* **Task goal**
Print the complete set of entries exactly.

* **Materials provided**
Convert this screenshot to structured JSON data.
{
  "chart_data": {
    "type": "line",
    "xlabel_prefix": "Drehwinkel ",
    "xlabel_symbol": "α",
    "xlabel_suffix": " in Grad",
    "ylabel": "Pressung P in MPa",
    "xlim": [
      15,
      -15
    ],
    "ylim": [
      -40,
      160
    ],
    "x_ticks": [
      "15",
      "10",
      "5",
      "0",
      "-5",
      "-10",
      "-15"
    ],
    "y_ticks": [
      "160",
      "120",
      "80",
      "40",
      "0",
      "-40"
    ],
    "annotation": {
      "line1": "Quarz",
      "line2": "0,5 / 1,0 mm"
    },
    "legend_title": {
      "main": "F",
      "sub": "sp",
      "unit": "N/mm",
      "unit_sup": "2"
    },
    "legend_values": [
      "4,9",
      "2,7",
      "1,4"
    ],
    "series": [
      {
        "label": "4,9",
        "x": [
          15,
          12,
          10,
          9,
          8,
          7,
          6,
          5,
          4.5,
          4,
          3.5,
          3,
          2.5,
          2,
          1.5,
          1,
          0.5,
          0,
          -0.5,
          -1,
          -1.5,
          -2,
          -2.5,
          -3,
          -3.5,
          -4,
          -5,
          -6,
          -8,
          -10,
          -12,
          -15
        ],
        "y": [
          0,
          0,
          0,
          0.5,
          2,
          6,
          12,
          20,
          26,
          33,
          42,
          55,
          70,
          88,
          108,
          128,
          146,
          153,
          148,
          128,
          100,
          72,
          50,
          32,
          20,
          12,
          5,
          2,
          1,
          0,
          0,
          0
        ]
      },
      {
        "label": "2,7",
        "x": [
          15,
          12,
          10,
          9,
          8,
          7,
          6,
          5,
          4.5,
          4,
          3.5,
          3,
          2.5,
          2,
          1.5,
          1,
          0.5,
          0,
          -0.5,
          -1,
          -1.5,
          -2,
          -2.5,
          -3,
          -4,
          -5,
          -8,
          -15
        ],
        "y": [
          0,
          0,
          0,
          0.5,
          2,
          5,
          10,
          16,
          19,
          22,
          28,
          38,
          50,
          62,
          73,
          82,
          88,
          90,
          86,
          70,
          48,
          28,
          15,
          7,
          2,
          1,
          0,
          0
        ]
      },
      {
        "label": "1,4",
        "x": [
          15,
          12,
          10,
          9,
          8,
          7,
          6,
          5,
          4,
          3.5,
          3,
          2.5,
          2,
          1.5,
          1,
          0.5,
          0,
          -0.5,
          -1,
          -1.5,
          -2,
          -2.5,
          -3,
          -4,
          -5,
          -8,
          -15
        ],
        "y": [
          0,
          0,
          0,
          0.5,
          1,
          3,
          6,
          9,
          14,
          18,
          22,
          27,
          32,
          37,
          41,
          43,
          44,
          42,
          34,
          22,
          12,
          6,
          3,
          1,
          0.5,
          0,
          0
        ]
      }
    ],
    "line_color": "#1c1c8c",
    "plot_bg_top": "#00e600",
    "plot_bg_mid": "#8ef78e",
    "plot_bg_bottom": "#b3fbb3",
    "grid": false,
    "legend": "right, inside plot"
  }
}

* **Completed exercise**
Convert this screenshot to structured JSON data.
{
  "chart_data": {
    "type": "line",
    "xlabel_prefix": "Drehwinkel ",
    "xlabel_symbol": "α",
    "xlabel_suffix": " in Grad",
    "ylabel": "Pressung P in MPa",
    "xlim": [
      15,
      -15
    ],
    "ylim": [
      -40,
      160
    ],
    "x_ticks": [
      "15",
      "10",
      "5",
      "0",
      "-5",
      "-10",
      "-15"
    ],
    "y_ticks": [
      "160",
      "120",
      "80",
      "40",
      "0",
      "-40"
    ],
    "annotation": {
      "line1": "Quarz",
      "line2": "0,5 / 1,0 mm"
    },
    "legend_title": {
      "main": "F",
      "sub": "sp",
      "unit": "N/mm",
      "unit_sup": "2"
    },
    "legend_values": [
      "4,9",
      "2,7",
      "1,4"
    ],
    "series": [
      {
        "label": "4,9",
        "x": [
          15,
          12,
          10,
          9,
          8,
          7,
          6,
          5,
          4.5,
          4,
          3.5,
          3,
          2.5,
          2,
          1.5,
          1,
          0.5,
          0,
          -0.5,
          -1,
          -1.5,
          -2,
          -2.5,
          -3,
          -3.5,
          -4,
          -5,
          -6,
          -8,
          -10,
          -12,
          -15
        ],
        "y": [
          0,
          0,
          0,
          0.5,
          2,
          6,
          12,
          20,
          26,
          33,
          42,
          55,
          70,
          88,
          108,
          128,
          146,
          153,
          148,
          128,
          100,
          72,
          50,
          32,
          20,
          12,
          5,
          2,
          1,
          0,
          0,
          0
        ]
      },
      {
        "label": "2,7",
        "x": [
          15,
          12,
          10,
          9,
          8,
          7,
          6,
          5,
          4.5,
          4,
          3.5,
          3,
          2.5,
          2,
          1.5,
          1,
          0.5,
          0,
          -0.5,
          -1,
          -1.5,
          -2,
          -2.5,
          -3,
          -4,
          -5,
          -8,
          -15
        ],
        "y": [
          0,
          0,
          0,
          0.5,
          2,
          5,
          10,
          16,
          19,
          22,
          28,
          38,
          50,
          62,
          73,
          82,
          88,
          90,
          86,
          70,
          48,
          28,
          15,
          7,
          2,
          1,
          0,
          0
        ]
      },
      {
        "label": "1,4",
        "x": [
          15,
          12,
          10,
          9,
          8,
          7,
          6,
          5,
          4,
          3.5,
          3,
          2.5,
          2,
          1.5,
          1,
          0.5,
          0,
          -0.5,
          -1,
          -1.5,
          -2,
          -2.5,
          -3,
          -4,
          -5,
          -8,
          -15
        ],
        "y": [
          0,
          0,
          0,
          0.5,
          1,
          3,
          6,
          9,
          14,
          18,
          22,
          27,
          32,
          37,
          41,
          43,
          44,
          42,
          34,
          22,
          12,
          6,
          3,
          1,
          0.5,
          0,
          0
        ]
      }
    ],
    "line_color": "#1c1c8c",
    "plot_bg_top": "#00e600",
    "plot_bg_mid": "#8ef78e",
    "plot_bg_bottom": "#b3fbb3",
    "grid": false,
    "legend": "right, inside plot"
  }
}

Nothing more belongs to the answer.